Word for word, retype every entry in the listing.

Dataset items
<<<<

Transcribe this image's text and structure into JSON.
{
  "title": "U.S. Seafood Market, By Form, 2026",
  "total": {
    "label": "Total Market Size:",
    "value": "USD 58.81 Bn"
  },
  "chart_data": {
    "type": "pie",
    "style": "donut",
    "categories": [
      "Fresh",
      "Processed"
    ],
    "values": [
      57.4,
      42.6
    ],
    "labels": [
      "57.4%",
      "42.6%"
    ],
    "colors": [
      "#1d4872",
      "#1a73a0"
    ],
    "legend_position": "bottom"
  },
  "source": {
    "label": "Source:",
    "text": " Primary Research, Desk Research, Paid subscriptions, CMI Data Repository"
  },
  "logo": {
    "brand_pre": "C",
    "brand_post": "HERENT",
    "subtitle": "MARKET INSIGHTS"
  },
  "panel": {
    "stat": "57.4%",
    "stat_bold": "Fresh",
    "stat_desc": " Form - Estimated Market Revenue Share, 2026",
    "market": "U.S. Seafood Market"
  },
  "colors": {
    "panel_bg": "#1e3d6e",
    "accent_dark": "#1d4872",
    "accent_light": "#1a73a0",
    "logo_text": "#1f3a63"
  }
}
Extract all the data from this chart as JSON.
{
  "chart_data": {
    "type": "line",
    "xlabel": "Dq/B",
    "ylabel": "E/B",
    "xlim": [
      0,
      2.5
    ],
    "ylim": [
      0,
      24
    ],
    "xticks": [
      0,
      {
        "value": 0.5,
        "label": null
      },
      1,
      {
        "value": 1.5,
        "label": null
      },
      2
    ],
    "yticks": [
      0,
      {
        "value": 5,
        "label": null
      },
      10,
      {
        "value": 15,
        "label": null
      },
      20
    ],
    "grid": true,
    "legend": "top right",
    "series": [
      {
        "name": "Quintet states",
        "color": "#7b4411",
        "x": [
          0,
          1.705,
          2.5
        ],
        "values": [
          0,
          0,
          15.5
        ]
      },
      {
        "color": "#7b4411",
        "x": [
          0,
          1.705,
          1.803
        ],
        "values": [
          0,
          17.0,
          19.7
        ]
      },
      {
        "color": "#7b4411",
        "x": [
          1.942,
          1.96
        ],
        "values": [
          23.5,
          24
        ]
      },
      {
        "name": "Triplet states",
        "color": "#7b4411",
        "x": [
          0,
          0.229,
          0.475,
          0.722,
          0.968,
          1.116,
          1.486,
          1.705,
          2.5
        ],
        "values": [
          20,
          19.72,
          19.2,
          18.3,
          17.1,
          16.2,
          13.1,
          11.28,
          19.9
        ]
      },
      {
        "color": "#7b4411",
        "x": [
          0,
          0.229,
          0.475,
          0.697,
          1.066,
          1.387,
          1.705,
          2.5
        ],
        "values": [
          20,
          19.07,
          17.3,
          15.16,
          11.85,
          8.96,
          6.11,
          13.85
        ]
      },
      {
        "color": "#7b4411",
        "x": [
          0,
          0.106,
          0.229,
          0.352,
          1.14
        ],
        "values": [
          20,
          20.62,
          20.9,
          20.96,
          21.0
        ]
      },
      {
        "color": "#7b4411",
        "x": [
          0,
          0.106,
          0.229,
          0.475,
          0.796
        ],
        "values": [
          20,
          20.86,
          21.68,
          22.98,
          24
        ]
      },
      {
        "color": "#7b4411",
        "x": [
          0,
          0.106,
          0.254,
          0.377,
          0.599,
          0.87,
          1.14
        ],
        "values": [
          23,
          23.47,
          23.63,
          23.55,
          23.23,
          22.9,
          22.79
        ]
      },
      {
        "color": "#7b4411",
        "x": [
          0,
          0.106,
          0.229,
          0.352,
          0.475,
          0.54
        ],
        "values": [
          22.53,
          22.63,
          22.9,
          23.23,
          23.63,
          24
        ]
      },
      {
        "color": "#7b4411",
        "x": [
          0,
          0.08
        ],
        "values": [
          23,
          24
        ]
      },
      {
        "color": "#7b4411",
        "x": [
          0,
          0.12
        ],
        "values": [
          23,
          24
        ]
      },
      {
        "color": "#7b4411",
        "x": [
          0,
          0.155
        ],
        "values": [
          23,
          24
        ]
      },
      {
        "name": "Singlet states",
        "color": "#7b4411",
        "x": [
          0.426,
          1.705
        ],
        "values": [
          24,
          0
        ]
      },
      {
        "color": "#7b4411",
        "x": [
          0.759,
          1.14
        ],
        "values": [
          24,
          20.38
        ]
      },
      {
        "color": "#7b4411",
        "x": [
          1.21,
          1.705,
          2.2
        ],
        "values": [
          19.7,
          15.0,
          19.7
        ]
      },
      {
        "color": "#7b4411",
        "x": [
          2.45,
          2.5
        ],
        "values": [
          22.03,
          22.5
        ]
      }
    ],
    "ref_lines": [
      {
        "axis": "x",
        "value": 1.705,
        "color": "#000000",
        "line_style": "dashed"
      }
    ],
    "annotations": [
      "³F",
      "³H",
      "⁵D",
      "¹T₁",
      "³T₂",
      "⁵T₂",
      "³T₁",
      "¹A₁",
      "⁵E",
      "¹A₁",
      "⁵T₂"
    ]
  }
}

>>>>

> [WRITTEN RESPONSE]
Transcribe this image's text and structure into JSON.
{
  "title": "U.S. Seafood Market, By Form, 2026",
  "total": {
    "label": "Total Market Size:",
    "value": "USD 58.81 Bn"
  },
  "chart_data": {
    "type": "pie",
    "style": "donut",
    "categories": [
      "Fresh",
      "Processed"
    ],
    "values": [
      57.4,
      42.6
    ],
    "labels": [
      "57.4%",
      "42.6%"
    ],
    "colors": [
      "#1d4872",
      "#1a73a0"
    ],
    "legend_position": "bottom"
  },
  "source": {
    "label": "Source:",
    "text": " Primary Research, Desk Research, Paid subscriptions, CMI Data Repository"
  },
  "logo": {
    "brand_pre": "C",
    "brand_post": "HERENT",
    "subtitle": "MARKET INSIGHTS"
  },
  "panel": {
    "stat": "57.4%",
    "stat_bold": "Fresh",
    "stat_desc": " Form - Estimated Market Revenue Share, 2026",
    "market": "U.S. Seafood Market"
  },
  "colors": {
    "panel_bg": "#1e3d6e",
    "accent_dark": "#1d4872",
    "accent_light": "#1a73a0",
    "logo_text": "#1f3a63"
  }
}
Extract all the data from this chart as JSON.
{
  "chart_data": {
    "type": "line",
    "xlabel": "Dq/B",
    "ylabel": "E/B",
    "xlim": [
      0,
      2.5
    ],
    "ylim": [
      0,
      24
    ],
    "xticks": [
      0,
      {
        "value": 0.5,
        "label": null
      },
      1,
      {
        "value": 1.5,
        "label": null
      },
      2
    ],
    "yticks": [
      0,
      {
        "value": 5,
        "label": null
      },
      10,
      {
        "value": 15,
        "label": null
      },
      20
    ],
    "grid": true,
    "legend": "top right",
    "series": [
      {
        "name": "Quintet states",
        "color": "#7b4411",
        "x": [
          0,
          1.705,
          2.5
        ],
        "values": [
          0,
          0,
          15.5
        ]
      },
      {
        "color": "#7b4411",
        "x": [
          0,
          1.705,
          1.803
        ],
        "values": [
          0,
          17.0,
          19.7
        ]
      },
      {
        "color": "#7b4411",
        "x": [
          1.942,
          1.96
        ],
        "values": [
          23.5,
          24
        ]
      },
      {
        "name": "Triplet states",
        "color": "#7b4411",
        "x": [
          0,
          0.229,
          0.475,
          0.722,
          0.968,
          1.116,
          1.486,
          1.705,
          2.5
        ],
        "values": [
          20,
          19.72,
          19.2,
          18.3,
          17.1,
          16.2,
          13.1,
          11.28,
          19.9
        ]
      },
      {
        "color": "#7b4411",
        "x": [
          0,
          0.229,
          0.475,
          0.697,
          1.066,
          1.387,
          1.705,
          2.5
        ],
        "values": [
          20,
          19.07,
          17.3,
          15.16,
          11.85,
          8.96,
          6.11,
          13.85
        ]
      },
      {
        "color": "#7b4411",
        "x": [
          0,
          0.106,
          0.229,
          0.352,
          1.14
        ],
        "values": [
          20,
          20.62,
          20.9,
          20.96,
          21.0
        ]
      },
      {
        "color": "#7b4411",
        "x": [
          0,
          0.106,
          0.229,
          0.475,
          0.796
        ],
        "values": [
          20,
          20.86,
          21.68,
          22.98,
          24
        ]
      },
      {
        "color": "#7b4411",
        "x": [
          0,
          0.106,
          0.254,
          0.377,
          0.599,
          0.87,
          1.14
        ],
        "values": [
          23,
          23.47,
          23.63,
          23.55,
          23.23,
          22.9,
          22.79
        ]
      },
      {
        "color": "#7b4411",
        "x": [
          0,
          0.106,
          0.229,
          0.352,
          0.475,
          0.54
        ],
        "values": [
          22.53,
          22.63,
          22.9,
          23.23,
          23.63,
          24
        ]
      },
      {
        "color": "#7b4411",
        "x": [
          0,
          0.08
        ],
        "values": [
          23,
          24
        ]
      },
      {
        "color": "#7b4411",
        "x": [
          0,
          0.12
        ],
        "values": [
          23,
          24
        ]
      },
      {
        "color": "#7b4411",
        "x": [
          0,
          0.155
        ],
        "values": [
          23,
          24
        ]
      },
      {
        "name": "Singlet states",
        "color": "#7b4411",
        "x": [
          0.426,
          1.705
        ],
        "values": [
          24,
          0
        ]
      },
      {
        "color": "#7b4411",
        "x": [
          0.759,
          1.14
        ],
        "values": [
          24,
          20.38
        ]
      },
      {
        "color": "#7b4411",
        "x": [
          1.21,
          1.705,
          2.2
        ],
        "values": [
          19.7,
          15.0,
          19.7
        ]
      },
      {
        "color": "#7b4411",
        "x": [
          2.45,
          2.5
        ],
        "values": [
          22.03,
          22.5
        ]
      }
    ],
    "ref_lines": [
      {
        "axis": "x",
        "value": 1.705,
        "color": "#000000",
        "line_style": "dashed"
      }
    ],
    "annotations": [
      "³F",
      "³H",
      "⁵D",
      "¹T₁",
      "³T₂",
      "⁵T₂",
      "³T₁",
      "¹A₁",
      "⁵E",
      "¹A₁",
      "⁵T₂"
    ]
  }
}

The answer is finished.